Stored items
┌──

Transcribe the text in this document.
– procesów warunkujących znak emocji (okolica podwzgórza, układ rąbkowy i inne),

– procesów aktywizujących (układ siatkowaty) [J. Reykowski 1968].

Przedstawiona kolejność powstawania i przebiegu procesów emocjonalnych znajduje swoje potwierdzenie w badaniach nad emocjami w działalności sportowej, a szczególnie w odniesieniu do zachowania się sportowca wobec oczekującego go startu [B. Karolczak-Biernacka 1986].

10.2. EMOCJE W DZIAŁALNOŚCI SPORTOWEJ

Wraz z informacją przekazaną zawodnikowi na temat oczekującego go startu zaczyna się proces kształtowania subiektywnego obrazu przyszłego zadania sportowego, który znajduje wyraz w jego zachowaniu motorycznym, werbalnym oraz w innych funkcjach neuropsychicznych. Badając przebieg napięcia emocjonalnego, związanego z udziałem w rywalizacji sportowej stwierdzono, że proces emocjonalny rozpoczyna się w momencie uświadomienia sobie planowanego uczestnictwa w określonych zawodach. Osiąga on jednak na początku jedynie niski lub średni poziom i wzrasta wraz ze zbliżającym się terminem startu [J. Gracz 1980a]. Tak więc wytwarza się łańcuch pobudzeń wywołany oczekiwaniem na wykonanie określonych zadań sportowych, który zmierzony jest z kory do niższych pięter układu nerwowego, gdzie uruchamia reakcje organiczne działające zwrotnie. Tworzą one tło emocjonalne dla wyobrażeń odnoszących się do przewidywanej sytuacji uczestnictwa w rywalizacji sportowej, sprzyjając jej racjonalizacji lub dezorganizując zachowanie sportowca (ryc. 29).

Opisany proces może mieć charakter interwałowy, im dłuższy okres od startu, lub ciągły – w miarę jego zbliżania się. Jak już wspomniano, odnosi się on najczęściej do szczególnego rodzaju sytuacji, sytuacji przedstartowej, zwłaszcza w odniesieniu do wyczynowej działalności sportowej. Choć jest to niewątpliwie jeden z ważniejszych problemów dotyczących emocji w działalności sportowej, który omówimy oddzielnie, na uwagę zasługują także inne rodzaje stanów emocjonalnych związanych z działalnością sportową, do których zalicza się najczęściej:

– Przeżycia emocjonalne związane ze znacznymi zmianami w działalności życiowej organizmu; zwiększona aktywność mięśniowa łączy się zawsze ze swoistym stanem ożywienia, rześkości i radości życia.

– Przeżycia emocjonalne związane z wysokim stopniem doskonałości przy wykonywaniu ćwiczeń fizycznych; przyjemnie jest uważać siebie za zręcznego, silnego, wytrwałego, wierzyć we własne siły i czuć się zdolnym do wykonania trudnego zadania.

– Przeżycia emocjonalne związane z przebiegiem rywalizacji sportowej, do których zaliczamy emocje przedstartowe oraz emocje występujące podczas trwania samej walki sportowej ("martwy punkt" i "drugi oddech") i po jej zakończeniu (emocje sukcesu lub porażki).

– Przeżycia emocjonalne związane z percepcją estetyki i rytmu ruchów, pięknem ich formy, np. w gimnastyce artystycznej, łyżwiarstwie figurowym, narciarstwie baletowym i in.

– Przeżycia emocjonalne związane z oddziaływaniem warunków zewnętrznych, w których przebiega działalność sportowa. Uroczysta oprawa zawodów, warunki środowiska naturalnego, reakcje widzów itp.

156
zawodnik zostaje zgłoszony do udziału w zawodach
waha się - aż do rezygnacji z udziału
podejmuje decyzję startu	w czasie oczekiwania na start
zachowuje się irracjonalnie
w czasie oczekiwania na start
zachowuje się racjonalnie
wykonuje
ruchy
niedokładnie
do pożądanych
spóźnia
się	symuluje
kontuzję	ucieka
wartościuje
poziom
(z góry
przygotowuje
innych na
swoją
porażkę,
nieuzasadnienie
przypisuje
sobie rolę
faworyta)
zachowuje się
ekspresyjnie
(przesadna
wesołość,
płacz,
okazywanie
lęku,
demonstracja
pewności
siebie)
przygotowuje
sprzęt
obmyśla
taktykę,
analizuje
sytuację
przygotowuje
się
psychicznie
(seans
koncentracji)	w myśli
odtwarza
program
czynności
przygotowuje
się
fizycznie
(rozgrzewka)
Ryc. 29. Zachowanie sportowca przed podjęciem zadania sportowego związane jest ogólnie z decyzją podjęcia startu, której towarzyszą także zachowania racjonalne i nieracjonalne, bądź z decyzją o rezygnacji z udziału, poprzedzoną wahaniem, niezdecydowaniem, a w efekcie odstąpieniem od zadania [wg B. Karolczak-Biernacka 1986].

└──

What needs to be done
Please quote the records above exactly, without skipping a line.

Output
Transcribe the text in this document.
– procesów warunkujących znak emocji (okolica podwzgórza, układ rąbkowy i inne),

– procesów aktywizujących (układ siatkowaty) [J. Reykowski 1968].

Przedstawiona kolejność powstawania i przebiegu procesów emocjonalnych znajduje swoje potwierdzenie w badaniach nad emocjami w działalności sportowej, a szczególnie w odniesieniu do zachowania się sportowca wobec oczekującego go startu [B. Karolczak-Biernacka 1986].

10.2. EMOCJE W DZIAŁALNOŚCI SPORTOWEJ

Wraz z informacją przekazaną zawodnikowi na temat oczekującego go startu zaczyna się proces kształtowania subiektywnego obrazu przyszłego zadania sportowego, który znajduje wyraz w jego zachowaniu motorycznym, werbalnym oraz w innych funkcjach neuropsychicznych. Badając przebieg napięcia emocjonalnego, związanego z udziałem w rywalizacji sportowej stwierdzono, że proces emocjonalny rozpoczyna się w momencie uświadomienia sobie planowanego uczestnictwa w określonych zawodach. Osiąga on jednak na początku jedynie niski lub średni poziom i wzrasta wraz ze zbliżającym się terminem startu [J. Gracz 1980a]. Tak więc wytwarza się łańcuch pobudzeń wywołany oczekiwaniem na wykonanie określonych zadań sportowych, który zmierzony jest z kory do niższych pięter układu nerwowego, gdzie uruchamia reakcje organiczne działające zwrotnie. Tworzą one tło emocjonalne dla wyobrażeń odnoszących się do przewidywanej sytuacji uczestnictwa w rywalizacji sportowej, sprzyjając jej racjonalizacji lub dezorganizując zachowanie sportowca (ryc. 29).

Opisany proces może mieć charakter interwałowy, im dłuższy okres od startu, lub ciągły – w miarę jego zbliżania się. Jak już wspomniano, odnosi się on najczęściej do szczególnego rodzaju sytuacji, sytuacji przedstartowej, zwłaszcza w odniesieniu do wyczynowej działalności sportowej. Choć jest to niewątpliwie jeden z ważniejszych problemów dotyczących emocji w działalności sportowej, który omówimy oddzielnie, na uwagę zasługują także inne rodzaje stanów emocjonalnych związanych z działalnością sportową, do których zalicza się najczęściej:

– Przeżycia emocjonalne związane ze znacznymi zmianami w działalności życiowej organizmu; zwiększona aktywność mięśniowa łączy się zawsze ze swoistym stanem ożywienia, rześkości i radości życia.

– Przeżycia emocjonalne związane z wysokim stopniem doskonałości przy wykonywaniu ćwiczeń fizycznych; przyjemnie jest uważać siebie za zręcznego, silnego, wytrwałego, wierzyć we własne siły i czuć się zdolnym do wykonania trudnego zadania.

– Przeżycia emocjonalne związane z przebiegiem rywalizacji sportowej, do których zaliczamy emocje przedstartowe oraz emocje występujące podczas trwania samej walki sportowej ("martwy punkt" i "drugi oddech") i po jej zakończeniu (emocje sukcesu lub porażki).

– Przeżycia emocjonalne związane z percepcją estetyki i rytmu ruchów, pięknem ich formy, np. w gimnastyce artystycznej, łyżwiarstwie figurowym, narciarstwie baletowym i in.

– Przeżycia emocjonalne związane z oddziaływaniem warunków zewnętrznych, w których przebiega działalność sportowa. Uroczysta oprawa zawodów, warunki środowiska naturalnego, reakcje widzów itp.

156
zawodnik zostaje zgłoszony do udziału w zawodach
waha się - aż do rezygnacji z udziału
podejmuje decyzję startu	w czasie oczekiwania na start
zachowuje się irracjonalnie
w czasie oczekiwania na start
zachowuje się racjonalnie
wykonuje
ruchy
niedokładnie
do pożądanych
spóźnia
się	symuluje
kontuzję	ucieka
wartościuje
poziom
(z góry
przygotowuje
innych na
swoją
porażkę,
nieuzasadnienie
przypisuje
sobie rolę
faworyta)
zachowuje się
ekspresyjnie
(przesadna
wesołość,
płacz,
okazywanie
lęku,
demonstracja
pewności
siebie)
przygotowuje
sprzęt
obmyśla
taktykę,
analizuje
sytuację
przygotowuje
się
psychicznie
(seans
koncentracji)	w myśli
odtwarza
program
czynności
przygotowuje
się
fizycznie
(rozgrzewka)
Ryc. 29. Zachowanie sportowca przed podjęciem zadania sportowego związane jest ogólnie z decyzją podjęcia startu, której towarzyszą także zachowania racjonalne i nieracjonalne, bądź z decyzją o rezygnacji z udziału, poprzedzoną wahaniem, niezdecydowaniem, a w efekcie odstąpieniem od zadania [wg B. Karolczak-Biernacka 1986].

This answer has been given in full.